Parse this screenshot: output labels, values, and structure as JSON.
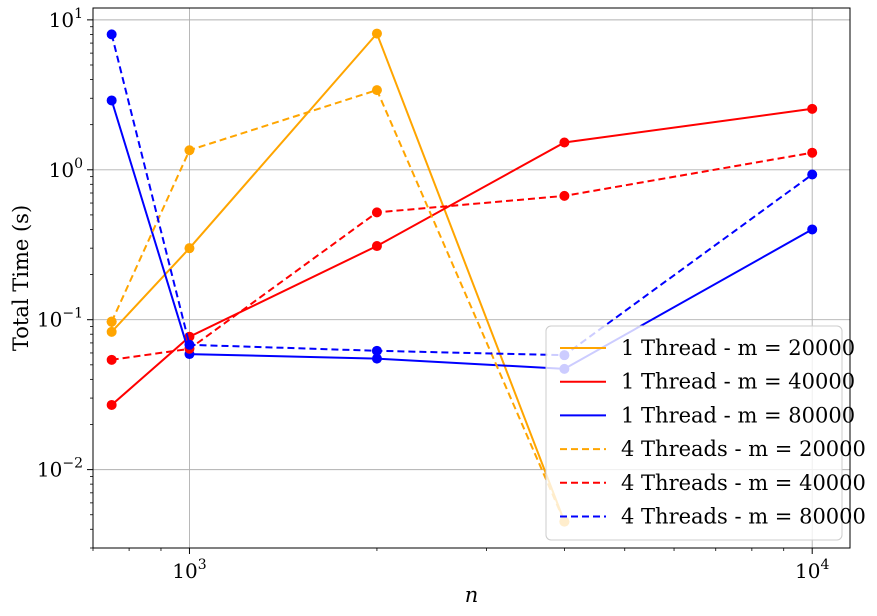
{
  "chart_data": {
    "type": "line",
    "xlabel": "n",
    "ylabel": "Total Time (s)",
    "xscale": "log",
    "yscale": "log",
    "xlim": [
      700,
      11500
    ],
    "ylim": [
      0.003,
      12
    ],
    "grid": true,
    "legend_position": "bottom-right",
    "x_ticks": [
      {
        "value": 1000,
        "base": "10",
        "exp": "3"
      },
      {
        "value": 10000,
        "base": "10",
        "exp": "4"
      }
    ],
    "y_ticks": [
      {
        "value": 0.01,
        "base": "10",
        "exp": "−2"
      },
      {
        "value": 0.1,
        "base": "10",
        "exp": "−1"
      },
      {
        "value": 1,
        "base": "10",
        "exp": "0"
      },
      {
        "value": 10,
        "base": "10",
        "exp": "1"
      }
    ],
    "series": [
      {
        "name": "1 Thread - m = 20000",
        "color": "#FFA500",
        "dash": "solid",
        "x": [
          750,
          750,
          1000,
          2000,
          4000
        ],
        "y": [
          0.097,
          0.083,
          0.3,
          8.1,
          0.0045
        ]
      },
      {
        "name": "1 Thread - m = 40000",
        "color": "#FF0000",
        "dash": "solid",
        "x": [
          750,
          1000,
          2000,
          4000,
          10000
        ],
        "y": [
          0.027,
          0.077,
          0.31,
          1.52,
          2.55
        ]
      },
      {
        "name": "1 Thread - m = 80000",
        "color": "#0000FF",
        "dash": "solid",
        "x": [
          750,
          1000,
          2000,
          4000,
          10000
        ],
        "y": [
          2.9,
          0.059,
          0.055,
          0.047,
          0.4
        ]
      },
      {
        "name": "4 Threads - m = 20000",
        "color": "#FFA500",
        "dash": "dashed",
        "x": [
          750,
          1000,
          2000,
          4000
        ],
        "y": [
          0.097,
          1.35,
          3.4,
          0.0045
        ]
      },
      {
        "name": "4 Threads - m = 40000",
        "color": "#FF0000",
        "dash": "dashed",
        "x": [
          750,
          1000,
          2000,
          4000,
          10000
        ],
        "y": [
          0.054,
          0.064,
          0.52,
          0.67,
          1.3
        ]
      },
      {
        "name": "4 Threads - m = 80000",
        "color": "#0000FF",
        "dash": "dashed",
        "x": [
          750,
          1000,
          2000,
          4000,
          10000
        ],
        "y": [
          8.0,
          0.068,
          0.062,
          0.058,
          0.93
        ]
      }
    ]
  }
}
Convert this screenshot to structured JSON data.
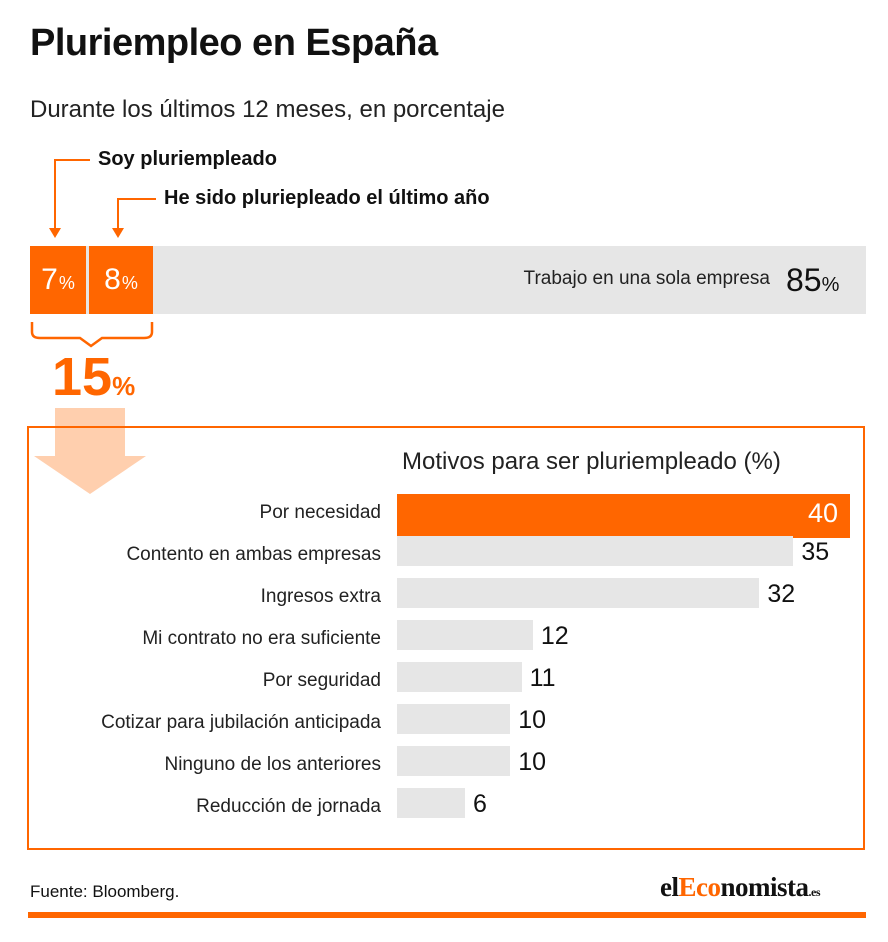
{
  "title": "Pluriempleo en España",
  "subtitle": "Durante los últimos 12 meses, en porcentaje",
  "summary": {
    "callout_current": "Soy pluriempleado",
    "callout_past": "He sido pluriepleado el último año",
    "current_value": "7",
    "past_value": "8",
    "single_label": "Trabajo en una sola empresa",
    "single_value": "85",
    "total_value": "15",
    "pct_sign": "%",
    "colors": {
      "accent": "#ff6600",
      "neutral": "#e6e6e6",
      "arrow": "#ffcfae"
    }
  },
  "chart_data": {
    "type": "bar",
    "orientation": "horizontal",
    "title": "Motivos para ser pluriempleado (%)",
    "categories": [
      "Por necesidad",
      "Contento en ambas empresas",
      "Ingresos extra",
      "Mi contrato no era suficiente",
      "Por seguridad",
      "Cotizar para jubilación anticipada",
      "Ninguno de los anteriores",
      "Reducción de jornada"
    ],
    "values": [
      40,
      35,
      32,
      12,
      11,
      10,
      10,
      6
    ],
    "highlight_index": 0,
    "xlim": [
      0,
      40
    ],
    "grid": false,
    "legend": "none"
  },
  "footer": {
    "source": "Fuente: Bloomberg.",
    "logo_prefix": "el",
    "logo_accent": "Eco",
    "logo_suffix": "nomista",
    "logo_tld": ".es"
  }
}
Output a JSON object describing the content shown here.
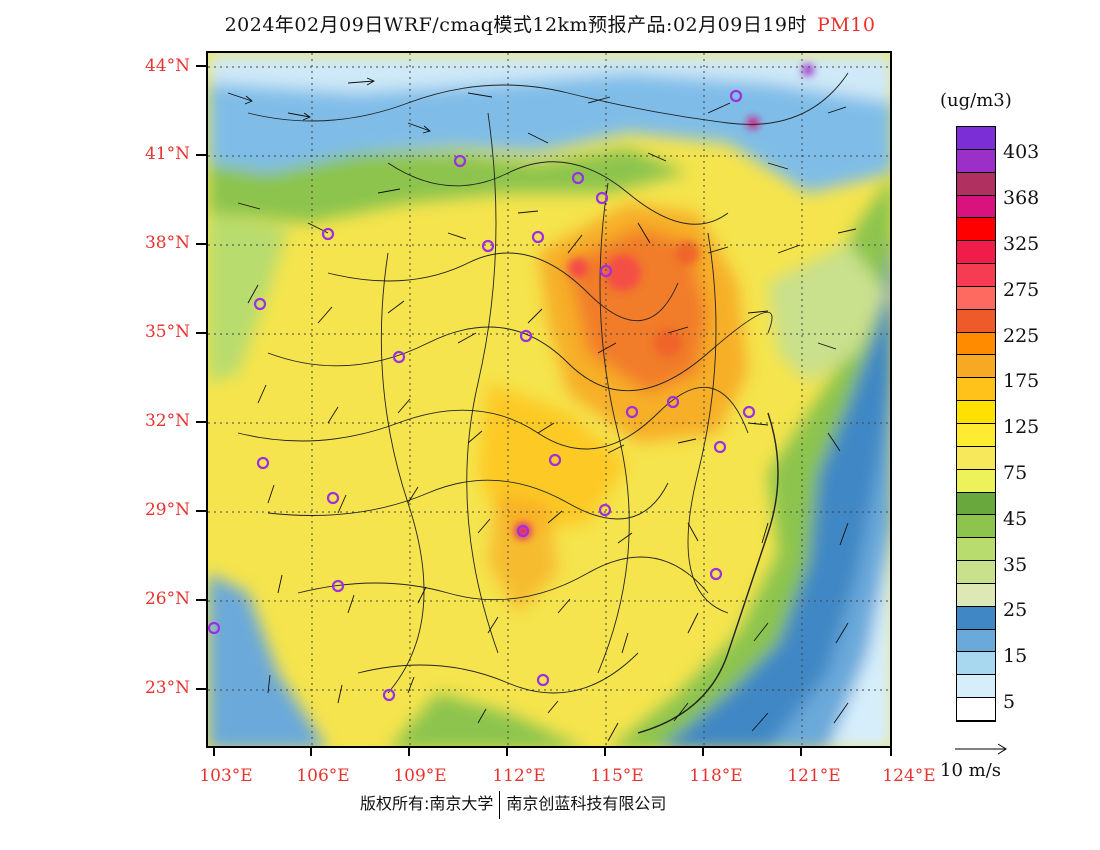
{
  "title": {
    "text": "2024年02月09日WRF/cmaq模式12km预报产品:02月09日19时",
    "pollutant": "PM10"
  },
  "axes": {
    "latitudes": [
      "44°N",
      "41°N",
      "38°N",
      "35°N",
      "32°N",
      "29°N",
      "26°N",
      "23°N"
    ],
    "longitudes": [
      "103°E",
      "106°E",
      "109°E",
      "112°E",
      "115°E",
      "118°E",
      "121°E",
      "124°E"
    ]
  },
  "colorbar": {
    "unit": "(ug/m3)",
    "labels": [
      "403",
      "368",
      "325",
      "275",
      "225",
      "175",
      "125",
      "75",
      "45",
      "35",
      "25",
      "15",
      "5"
    ],
    "colors": [
      "#7b2ed6",
      "#9b30c8",
      "#b0305f",
      "#d8127e",
      "#ff0000",
      "#f01c4a",
      "#f53c52",
      "#ff6a60",
      "#ef5a2a",
      "#ff8c00",
      "#f7a924",
      "#ffc21a",
      "#ffe100",
      "#ffec32",
      "#f6e85a",
      "#eef25a",
      "#68a83c",
      "#8cc44e",
      "#b8dc6e",
      "#c9e08c",
      "#dde8b4",
      "#3f88c5",
      "#6aa9da",
      "#a8d8f0",
      "#d6eefb",
      "#ffffff"
    ]
  },
  "wind_reference": "10 m/s",
  "copyright": {
    "left": "版权所有:南京大学",
    "right": "南京创蓝科技有限公司"
  },
  "colors": {
    "accent_red": "#e8322e",
    "station_marker": "#9b30e0"
  },
  "stations_count_visible": 26
}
────────────────────────────────────────
Your goal →
Each line that contains the string "Threads" counts once; say how many there are and nothing else.

Exercise output →
3